(Items from a document page collection)
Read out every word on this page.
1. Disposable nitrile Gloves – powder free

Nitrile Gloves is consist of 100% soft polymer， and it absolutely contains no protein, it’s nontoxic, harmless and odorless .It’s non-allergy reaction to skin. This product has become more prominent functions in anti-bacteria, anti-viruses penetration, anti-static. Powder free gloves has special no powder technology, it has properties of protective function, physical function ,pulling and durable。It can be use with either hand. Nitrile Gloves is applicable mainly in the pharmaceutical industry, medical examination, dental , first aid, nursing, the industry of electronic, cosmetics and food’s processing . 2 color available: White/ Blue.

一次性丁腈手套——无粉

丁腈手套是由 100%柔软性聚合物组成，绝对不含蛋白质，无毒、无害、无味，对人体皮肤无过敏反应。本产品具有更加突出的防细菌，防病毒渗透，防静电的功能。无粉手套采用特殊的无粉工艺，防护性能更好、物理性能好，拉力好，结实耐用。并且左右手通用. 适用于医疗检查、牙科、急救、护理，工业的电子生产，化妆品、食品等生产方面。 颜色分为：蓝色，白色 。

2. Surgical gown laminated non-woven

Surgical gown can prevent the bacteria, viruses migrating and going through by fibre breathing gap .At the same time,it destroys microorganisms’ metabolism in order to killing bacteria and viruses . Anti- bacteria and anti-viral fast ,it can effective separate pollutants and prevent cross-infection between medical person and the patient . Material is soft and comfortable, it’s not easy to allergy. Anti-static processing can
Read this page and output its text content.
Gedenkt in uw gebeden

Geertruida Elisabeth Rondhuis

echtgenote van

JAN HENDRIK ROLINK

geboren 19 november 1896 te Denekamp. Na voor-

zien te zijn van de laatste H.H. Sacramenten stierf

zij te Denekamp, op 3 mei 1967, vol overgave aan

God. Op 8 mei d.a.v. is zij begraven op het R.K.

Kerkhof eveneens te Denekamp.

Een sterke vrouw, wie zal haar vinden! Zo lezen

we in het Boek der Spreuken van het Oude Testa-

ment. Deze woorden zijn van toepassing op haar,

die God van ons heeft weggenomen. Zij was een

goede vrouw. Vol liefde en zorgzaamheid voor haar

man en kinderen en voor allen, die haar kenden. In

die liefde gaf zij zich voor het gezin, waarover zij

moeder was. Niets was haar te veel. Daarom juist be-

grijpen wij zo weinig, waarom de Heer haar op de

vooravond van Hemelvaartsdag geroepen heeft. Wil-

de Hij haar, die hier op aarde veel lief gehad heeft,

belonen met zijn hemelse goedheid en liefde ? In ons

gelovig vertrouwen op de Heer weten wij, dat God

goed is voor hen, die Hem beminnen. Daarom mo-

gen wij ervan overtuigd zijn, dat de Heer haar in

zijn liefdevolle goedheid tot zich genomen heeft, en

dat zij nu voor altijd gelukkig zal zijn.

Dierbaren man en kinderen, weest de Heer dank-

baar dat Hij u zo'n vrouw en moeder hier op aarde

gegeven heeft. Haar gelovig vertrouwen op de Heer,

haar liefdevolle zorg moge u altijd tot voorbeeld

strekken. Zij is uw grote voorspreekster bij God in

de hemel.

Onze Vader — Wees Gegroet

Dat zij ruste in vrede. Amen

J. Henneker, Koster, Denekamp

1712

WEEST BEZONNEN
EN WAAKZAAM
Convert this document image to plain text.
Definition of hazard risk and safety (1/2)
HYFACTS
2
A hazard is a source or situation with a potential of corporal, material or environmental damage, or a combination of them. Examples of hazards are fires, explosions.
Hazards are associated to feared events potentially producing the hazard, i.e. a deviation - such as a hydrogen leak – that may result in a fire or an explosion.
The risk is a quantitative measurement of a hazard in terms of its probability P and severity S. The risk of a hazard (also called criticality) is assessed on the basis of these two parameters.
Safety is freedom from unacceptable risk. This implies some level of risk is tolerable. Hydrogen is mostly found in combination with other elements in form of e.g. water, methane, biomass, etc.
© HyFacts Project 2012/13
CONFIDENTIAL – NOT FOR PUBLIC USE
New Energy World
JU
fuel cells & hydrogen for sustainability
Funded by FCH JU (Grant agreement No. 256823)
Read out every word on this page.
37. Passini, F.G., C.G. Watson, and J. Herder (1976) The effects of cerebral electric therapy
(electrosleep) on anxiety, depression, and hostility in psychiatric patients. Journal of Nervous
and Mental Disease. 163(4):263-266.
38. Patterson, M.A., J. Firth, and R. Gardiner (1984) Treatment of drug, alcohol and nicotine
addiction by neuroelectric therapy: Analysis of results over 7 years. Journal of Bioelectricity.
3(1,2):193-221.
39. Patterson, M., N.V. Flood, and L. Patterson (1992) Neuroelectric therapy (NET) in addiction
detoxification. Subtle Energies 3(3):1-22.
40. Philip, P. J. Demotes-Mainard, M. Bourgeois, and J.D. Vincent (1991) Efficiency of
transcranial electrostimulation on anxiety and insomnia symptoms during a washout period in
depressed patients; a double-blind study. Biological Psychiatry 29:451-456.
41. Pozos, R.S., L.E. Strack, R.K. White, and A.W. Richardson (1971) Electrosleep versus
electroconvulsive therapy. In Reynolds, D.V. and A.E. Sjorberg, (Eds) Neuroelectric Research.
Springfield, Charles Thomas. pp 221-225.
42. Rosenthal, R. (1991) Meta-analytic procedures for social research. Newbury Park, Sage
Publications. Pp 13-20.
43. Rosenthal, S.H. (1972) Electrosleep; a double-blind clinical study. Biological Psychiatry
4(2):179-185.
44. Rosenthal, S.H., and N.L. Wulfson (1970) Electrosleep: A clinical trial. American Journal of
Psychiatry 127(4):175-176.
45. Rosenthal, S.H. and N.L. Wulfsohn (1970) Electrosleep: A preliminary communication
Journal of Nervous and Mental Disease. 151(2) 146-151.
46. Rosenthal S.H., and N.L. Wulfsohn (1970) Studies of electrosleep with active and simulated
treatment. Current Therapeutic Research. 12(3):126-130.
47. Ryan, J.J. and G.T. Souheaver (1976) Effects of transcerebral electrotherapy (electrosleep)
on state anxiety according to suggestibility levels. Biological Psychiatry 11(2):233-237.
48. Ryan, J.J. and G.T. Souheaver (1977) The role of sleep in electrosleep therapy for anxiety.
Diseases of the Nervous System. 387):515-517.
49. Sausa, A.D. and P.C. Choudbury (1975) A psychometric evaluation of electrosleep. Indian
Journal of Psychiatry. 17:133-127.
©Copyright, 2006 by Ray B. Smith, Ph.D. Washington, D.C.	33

» Problem:
Go through the entries above and report each line with the string "Nervous" in it.

» Expected output:
(electrosleep) on anxiety, depression, and hostility in psychiatric patients. Journal of Nervous
Journal of Nervous and Mental Disease. 151(2) 146-151.
Diseases of the Nervous System. 387):515-517.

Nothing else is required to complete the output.